*** Data supplied ***

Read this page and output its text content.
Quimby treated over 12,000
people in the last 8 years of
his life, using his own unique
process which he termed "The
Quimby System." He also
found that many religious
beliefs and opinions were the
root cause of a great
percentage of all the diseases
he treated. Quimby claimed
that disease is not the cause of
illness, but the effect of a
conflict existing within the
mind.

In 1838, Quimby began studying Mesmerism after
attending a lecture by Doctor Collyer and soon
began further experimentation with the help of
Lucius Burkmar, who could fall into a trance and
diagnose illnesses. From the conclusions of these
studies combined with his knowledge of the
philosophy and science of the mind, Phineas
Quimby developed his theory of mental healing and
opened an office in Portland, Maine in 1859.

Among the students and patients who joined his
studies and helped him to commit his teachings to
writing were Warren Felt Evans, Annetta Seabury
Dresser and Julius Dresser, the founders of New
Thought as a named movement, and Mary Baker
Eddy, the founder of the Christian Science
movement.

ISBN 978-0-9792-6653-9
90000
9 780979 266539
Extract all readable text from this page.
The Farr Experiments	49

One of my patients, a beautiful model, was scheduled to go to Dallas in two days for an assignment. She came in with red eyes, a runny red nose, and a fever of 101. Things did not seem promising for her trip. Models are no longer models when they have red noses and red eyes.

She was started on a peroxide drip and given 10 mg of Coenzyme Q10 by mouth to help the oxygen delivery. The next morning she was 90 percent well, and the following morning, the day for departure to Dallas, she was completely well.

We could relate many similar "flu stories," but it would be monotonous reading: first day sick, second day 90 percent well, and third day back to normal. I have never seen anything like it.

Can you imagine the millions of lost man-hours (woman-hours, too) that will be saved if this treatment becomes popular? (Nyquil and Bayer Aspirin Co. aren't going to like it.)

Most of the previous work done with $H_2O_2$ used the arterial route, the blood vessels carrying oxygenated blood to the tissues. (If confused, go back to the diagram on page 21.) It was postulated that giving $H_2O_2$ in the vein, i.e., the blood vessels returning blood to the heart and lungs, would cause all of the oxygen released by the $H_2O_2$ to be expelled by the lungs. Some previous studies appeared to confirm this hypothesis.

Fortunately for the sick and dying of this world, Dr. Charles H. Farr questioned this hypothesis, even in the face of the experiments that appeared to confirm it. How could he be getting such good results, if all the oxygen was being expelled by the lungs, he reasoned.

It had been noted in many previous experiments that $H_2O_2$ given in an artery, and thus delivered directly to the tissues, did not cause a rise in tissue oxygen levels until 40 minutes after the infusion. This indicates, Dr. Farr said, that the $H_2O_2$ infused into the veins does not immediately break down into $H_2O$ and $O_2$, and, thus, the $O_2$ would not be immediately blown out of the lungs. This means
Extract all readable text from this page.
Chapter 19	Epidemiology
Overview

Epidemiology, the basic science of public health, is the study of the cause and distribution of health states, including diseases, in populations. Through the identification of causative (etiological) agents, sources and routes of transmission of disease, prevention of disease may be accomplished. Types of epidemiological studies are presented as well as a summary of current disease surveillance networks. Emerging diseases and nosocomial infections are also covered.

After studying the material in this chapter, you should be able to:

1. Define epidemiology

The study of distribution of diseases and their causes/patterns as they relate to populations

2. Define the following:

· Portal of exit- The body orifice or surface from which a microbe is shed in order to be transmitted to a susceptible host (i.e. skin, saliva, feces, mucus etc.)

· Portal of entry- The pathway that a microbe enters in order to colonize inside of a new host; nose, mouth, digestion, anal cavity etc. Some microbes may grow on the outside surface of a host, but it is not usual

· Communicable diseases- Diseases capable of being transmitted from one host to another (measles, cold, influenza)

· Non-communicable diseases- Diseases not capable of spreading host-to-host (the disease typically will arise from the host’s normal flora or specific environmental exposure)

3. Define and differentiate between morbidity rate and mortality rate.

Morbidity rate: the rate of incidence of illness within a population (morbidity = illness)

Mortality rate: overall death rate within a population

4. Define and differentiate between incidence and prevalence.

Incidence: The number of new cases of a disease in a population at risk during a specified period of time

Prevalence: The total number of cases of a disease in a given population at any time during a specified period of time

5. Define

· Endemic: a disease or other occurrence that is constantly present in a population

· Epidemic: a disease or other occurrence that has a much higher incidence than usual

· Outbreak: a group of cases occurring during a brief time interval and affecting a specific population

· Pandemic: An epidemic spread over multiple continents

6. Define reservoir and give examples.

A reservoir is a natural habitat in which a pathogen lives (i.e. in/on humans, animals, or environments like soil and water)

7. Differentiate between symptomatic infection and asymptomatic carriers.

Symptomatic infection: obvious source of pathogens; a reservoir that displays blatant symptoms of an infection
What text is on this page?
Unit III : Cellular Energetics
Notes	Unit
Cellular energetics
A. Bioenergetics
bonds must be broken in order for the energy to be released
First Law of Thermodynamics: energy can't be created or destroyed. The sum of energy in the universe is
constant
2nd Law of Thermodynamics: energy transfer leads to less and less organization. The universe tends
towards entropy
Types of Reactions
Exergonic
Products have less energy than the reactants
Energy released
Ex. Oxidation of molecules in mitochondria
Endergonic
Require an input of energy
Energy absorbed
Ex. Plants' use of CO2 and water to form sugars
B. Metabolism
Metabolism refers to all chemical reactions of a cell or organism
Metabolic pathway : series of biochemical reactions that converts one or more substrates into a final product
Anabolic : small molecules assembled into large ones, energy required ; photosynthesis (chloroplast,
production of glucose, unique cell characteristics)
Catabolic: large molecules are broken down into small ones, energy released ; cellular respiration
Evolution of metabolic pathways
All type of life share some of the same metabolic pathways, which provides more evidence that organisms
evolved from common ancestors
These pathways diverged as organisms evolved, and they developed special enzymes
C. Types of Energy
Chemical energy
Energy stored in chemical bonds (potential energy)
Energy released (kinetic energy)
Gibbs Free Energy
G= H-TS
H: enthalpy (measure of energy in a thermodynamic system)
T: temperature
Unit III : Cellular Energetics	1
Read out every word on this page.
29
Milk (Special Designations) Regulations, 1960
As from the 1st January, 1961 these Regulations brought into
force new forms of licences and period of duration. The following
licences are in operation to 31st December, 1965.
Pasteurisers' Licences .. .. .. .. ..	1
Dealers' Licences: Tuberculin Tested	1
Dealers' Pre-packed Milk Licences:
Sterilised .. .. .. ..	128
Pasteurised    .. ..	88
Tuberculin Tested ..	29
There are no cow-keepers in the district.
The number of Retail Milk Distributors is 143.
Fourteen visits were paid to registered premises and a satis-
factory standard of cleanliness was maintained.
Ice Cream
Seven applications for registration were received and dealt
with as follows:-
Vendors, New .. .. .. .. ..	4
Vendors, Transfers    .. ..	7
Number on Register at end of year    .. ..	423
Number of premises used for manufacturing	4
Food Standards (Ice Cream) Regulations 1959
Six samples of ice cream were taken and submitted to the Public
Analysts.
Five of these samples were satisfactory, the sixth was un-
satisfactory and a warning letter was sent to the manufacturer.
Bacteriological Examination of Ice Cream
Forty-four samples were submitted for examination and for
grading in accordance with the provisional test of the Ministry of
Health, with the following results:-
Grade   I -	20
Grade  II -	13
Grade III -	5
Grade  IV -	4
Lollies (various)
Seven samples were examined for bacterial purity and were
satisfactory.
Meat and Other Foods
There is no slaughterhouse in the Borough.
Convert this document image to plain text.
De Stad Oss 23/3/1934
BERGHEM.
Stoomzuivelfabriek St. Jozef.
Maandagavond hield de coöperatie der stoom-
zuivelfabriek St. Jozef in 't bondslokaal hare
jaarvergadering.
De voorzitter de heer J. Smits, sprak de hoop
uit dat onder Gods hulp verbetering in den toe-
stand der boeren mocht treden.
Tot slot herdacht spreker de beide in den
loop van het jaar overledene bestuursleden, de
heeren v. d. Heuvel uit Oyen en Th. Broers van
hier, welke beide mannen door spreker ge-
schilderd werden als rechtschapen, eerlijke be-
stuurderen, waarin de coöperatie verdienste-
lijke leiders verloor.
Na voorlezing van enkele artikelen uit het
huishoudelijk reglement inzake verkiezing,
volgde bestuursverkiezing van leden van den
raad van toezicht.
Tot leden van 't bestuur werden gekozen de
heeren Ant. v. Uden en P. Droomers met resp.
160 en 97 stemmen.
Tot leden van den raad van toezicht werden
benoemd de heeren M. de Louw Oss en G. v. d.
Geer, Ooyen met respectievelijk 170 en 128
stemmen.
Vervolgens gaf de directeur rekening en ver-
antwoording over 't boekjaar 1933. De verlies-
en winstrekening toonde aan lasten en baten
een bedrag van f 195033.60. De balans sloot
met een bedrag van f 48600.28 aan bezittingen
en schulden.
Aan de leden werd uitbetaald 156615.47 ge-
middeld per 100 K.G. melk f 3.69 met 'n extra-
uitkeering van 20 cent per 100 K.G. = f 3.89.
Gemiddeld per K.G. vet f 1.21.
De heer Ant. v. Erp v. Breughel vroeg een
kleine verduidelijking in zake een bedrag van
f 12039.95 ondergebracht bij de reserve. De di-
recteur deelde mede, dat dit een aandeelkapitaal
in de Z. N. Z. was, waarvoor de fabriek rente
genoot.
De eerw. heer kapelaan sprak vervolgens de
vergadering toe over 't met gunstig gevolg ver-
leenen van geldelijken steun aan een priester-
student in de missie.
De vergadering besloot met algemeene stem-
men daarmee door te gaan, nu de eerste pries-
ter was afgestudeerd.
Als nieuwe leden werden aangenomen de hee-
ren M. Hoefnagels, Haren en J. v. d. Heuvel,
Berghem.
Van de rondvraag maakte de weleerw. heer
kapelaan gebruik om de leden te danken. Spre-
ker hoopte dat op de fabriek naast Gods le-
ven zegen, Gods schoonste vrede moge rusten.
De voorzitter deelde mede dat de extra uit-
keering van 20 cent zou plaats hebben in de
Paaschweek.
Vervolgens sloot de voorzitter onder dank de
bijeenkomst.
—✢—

*** End of Data supplied ***

What is being asked.
Determine how many lines in the records above have the string "than". Only the number should be returned.

Your response.
2